**Exercise:**
Each line of the data below holding the word "ideell" must be copied.

(Text content records for pages)
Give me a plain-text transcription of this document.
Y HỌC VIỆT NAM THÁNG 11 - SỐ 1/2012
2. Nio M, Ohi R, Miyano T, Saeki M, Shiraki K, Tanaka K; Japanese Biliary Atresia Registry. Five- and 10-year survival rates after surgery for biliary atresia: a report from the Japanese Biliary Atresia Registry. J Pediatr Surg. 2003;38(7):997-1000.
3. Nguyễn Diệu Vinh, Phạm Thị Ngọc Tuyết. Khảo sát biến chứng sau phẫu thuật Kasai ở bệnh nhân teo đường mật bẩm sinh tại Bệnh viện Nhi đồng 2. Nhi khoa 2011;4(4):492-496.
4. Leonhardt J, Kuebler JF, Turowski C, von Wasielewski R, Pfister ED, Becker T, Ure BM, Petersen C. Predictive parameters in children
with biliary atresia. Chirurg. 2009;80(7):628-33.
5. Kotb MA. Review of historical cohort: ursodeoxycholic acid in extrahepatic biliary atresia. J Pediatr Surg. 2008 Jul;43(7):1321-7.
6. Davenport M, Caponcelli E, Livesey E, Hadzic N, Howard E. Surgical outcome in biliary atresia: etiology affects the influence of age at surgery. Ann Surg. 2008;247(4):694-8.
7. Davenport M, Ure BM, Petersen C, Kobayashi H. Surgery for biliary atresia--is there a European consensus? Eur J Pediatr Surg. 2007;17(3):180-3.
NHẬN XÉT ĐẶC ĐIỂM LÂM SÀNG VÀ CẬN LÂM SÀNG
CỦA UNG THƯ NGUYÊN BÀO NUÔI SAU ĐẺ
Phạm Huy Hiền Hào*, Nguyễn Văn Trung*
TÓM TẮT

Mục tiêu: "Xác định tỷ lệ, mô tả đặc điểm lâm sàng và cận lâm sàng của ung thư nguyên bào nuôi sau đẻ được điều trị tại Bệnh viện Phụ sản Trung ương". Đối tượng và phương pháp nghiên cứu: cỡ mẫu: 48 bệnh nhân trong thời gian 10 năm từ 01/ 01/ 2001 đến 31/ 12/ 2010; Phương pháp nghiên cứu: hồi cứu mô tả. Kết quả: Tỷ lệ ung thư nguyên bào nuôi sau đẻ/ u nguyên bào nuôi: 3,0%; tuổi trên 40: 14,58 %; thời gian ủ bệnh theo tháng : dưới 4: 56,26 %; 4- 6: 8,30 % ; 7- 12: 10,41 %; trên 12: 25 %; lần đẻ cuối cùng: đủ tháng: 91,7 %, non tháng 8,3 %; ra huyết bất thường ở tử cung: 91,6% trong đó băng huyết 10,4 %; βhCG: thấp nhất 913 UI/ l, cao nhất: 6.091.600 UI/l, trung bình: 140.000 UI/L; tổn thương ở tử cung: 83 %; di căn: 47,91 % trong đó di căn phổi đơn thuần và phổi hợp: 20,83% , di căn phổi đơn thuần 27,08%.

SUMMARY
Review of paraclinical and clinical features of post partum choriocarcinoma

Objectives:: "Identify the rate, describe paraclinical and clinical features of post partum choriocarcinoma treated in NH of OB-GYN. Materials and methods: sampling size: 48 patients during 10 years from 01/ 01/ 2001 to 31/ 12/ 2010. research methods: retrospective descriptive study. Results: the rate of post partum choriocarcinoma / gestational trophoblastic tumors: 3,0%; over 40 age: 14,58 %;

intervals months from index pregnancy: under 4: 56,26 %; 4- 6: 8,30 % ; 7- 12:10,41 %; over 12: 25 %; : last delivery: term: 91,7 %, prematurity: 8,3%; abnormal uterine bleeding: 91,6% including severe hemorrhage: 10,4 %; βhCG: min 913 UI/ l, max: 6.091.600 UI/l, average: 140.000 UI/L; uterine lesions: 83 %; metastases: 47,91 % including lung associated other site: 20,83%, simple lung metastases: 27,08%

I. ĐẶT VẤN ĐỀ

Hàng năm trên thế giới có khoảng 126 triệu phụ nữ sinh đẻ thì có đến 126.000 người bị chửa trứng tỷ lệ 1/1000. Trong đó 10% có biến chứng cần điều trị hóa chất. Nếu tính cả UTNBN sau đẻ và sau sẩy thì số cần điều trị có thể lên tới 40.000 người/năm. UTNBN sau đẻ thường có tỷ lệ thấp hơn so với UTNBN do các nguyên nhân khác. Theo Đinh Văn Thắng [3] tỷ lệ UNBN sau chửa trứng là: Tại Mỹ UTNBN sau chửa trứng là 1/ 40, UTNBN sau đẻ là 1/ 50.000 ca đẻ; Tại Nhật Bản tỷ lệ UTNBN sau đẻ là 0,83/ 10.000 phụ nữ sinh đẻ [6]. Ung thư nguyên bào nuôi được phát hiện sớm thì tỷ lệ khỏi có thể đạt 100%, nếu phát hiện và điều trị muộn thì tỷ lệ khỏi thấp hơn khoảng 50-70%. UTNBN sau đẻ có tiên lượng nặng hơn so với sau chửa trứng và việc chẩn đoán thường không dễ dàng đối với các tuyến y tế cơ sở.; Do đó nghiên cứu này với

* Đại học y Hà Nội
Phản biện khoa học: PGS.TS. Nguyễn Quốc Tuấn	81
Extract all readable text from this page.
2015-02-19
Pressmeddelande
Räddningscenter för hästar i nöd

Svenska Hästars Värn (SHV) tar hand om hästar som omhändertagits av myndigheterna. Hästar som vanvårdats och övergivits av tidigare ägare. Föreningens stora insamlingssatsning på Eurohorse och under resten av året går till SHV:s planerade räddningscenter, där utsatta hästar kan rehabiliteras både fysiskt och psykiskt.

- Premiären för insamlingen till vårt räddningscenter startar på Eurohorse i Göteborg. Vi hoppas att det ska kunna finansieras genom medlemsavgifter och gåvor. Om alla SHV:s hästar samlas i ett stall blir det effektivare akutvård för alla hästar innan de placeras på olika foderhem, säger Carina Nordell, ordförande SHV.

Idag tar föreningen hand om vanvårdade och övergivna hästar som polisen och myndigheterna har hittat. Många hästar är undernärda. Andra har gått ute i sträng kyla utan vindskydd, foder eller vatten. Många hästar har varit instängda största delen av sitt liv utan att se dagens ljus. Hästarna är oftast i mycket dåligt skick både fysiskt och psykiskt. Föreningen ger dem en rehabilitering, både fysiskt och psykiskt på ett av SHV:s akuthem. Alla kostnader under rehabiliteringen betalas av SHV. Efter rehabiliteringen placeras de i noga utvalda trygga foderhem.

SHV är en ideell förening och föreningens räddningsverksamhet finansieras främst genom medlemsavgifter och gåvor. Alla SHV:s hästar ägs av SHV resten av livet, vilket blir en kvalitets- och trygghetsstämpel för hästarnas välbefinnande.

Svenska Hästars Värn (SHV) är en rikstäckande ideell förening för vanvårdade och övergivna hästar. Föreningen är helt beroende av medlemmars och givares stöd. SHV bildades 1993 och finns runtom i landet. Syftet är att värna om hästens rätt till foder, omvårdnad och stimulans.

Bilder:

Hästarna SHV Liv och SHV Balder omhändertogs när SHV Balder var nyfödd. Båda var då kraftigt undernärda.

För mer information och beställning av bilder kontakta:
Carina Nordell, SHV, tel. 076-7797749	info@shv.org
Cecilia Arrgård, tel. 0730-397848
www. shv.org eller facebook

...

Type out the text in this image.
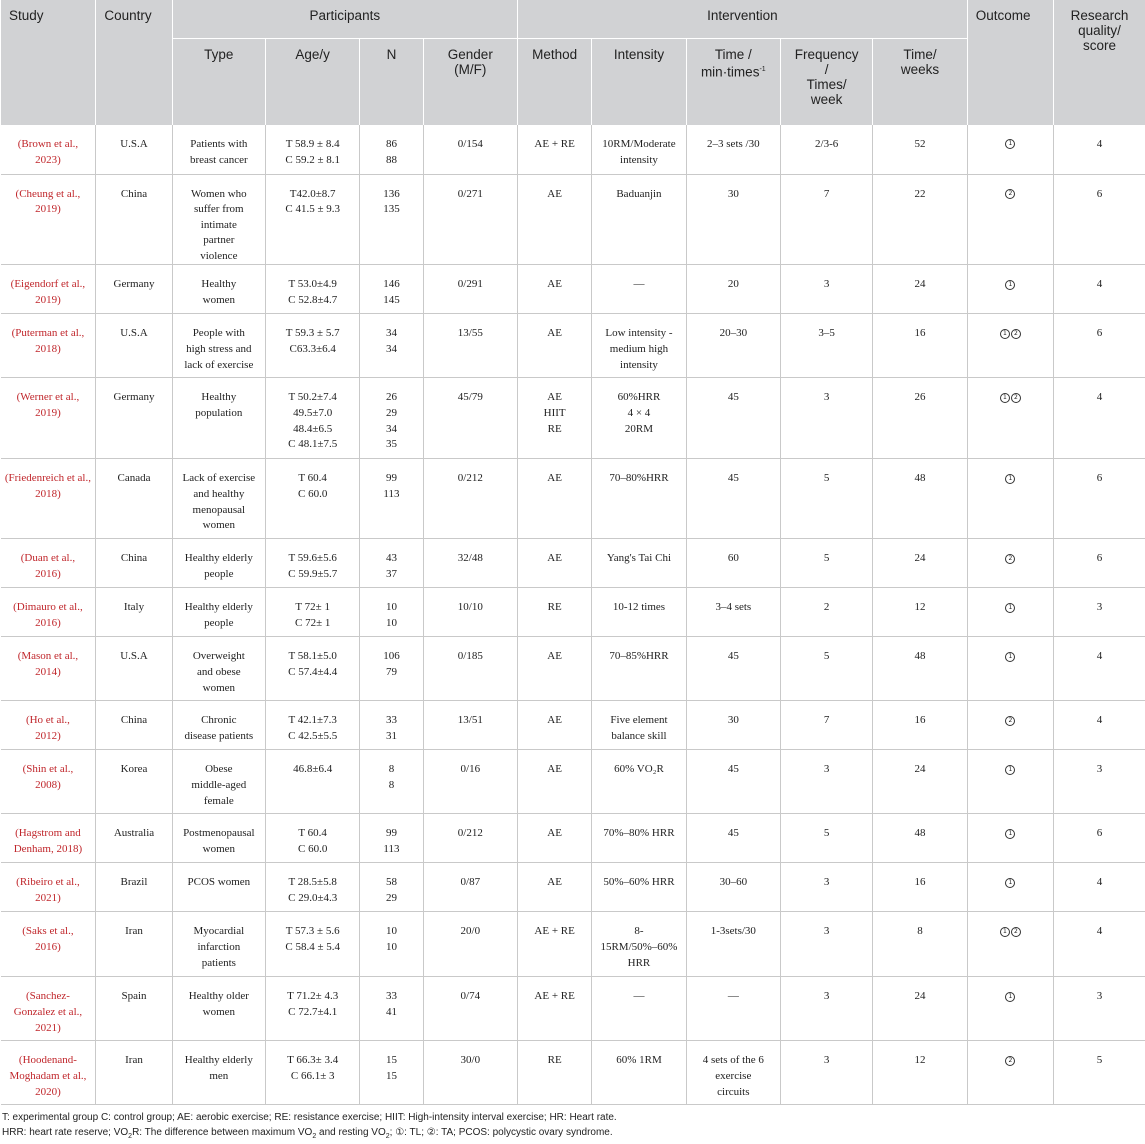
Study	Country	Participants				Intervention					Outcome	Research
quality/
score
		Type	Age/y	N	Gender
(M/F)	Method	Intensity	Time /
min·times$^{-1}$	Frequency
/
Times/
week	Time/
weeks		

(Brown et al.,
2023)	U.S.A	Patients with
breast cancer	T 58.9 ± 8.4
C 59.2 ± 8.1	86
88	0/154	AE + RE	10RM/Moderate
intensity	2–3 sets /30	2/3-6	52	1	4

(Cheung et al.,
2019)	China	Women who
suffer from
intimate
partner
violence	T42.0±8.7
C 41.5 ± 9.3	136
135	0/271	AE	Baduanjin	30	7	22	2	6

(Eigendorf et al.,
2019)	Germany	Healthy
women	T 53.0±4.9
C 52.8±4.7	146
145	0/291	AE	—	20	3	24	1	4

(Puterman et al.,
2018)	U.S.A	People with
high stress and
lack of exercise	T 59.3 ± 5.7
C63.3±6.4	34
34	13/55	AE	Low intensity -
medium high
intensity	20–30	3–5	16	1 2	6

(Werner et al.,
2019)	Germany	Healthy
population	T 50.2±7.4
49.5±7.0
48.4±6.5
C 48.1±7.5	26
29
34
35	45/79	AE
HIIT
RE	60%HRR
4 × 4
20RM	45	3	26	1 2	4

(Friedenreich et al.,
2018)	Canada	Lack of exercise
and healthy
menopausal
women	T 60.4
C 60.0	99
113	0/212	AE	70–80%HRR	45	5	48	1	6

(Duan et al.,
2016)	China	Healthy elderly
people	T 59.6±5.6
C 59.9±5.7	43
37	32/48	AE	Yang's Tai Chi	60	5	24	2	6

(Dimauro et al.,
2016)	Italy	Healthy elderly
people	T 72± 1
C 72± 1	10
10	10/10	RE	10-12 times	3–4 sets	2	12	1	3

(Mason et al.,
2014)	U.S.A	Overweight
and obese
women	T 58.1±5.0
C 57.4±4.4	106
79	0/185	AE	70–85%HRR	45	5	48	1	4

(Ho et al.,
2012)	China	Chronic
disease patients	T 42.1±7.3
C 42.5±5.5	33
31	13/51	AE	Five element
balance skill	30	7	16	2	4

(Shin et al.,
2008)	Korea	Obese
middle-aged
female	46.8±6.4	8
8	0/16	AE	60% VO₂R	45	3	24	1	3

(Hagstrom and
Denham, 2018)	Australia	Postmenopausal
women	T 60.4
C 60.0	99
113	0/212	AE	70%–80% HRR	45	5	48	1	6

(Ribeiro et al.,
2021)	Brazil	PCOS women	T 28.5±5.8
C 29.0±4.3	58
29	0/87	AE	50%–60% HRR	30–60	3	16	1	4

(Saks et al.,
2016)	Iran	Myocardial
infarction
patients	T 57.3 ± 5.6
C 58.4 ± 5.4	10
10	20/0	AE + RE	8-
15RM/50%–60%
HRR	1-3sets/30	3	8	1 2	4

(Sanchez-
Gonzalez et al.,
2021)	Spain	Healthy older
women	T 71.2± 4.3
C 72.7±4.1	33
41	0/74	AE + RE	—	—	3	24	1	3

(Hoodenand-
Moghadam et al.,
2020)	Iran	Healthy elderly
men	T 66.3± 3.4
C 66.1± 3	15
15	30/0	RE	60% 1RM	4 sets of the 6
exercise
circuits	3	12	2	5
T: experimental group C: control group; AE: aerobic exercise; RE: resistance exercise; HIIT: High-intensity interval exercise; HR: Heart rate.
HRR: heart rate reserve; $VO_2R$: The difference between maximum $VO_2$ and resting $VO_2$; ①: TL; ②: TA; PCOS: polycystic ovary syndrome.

**Exercise output:**
SHV är en ideell förening och föreningens räddningsverksamhet finansieras främst genom medlemsavgifter och gåvor. Alla SHV:s hästar ägs av SHV resten av livet, vilket blir en kvalitets- och trygghetsstämpel för hästarnas välbefinnande.
Svenska Hästars Värn (SHV) är en rikstäckande ideell förening för vanvårdade och övergivna hästar. Föreningen är helt beroende av medlemmars och givares stöd. SHV bildades 1993 och finns runtom i landet. Syftet är att värna om hästens rätt till foder, omvårdnad och stimulans.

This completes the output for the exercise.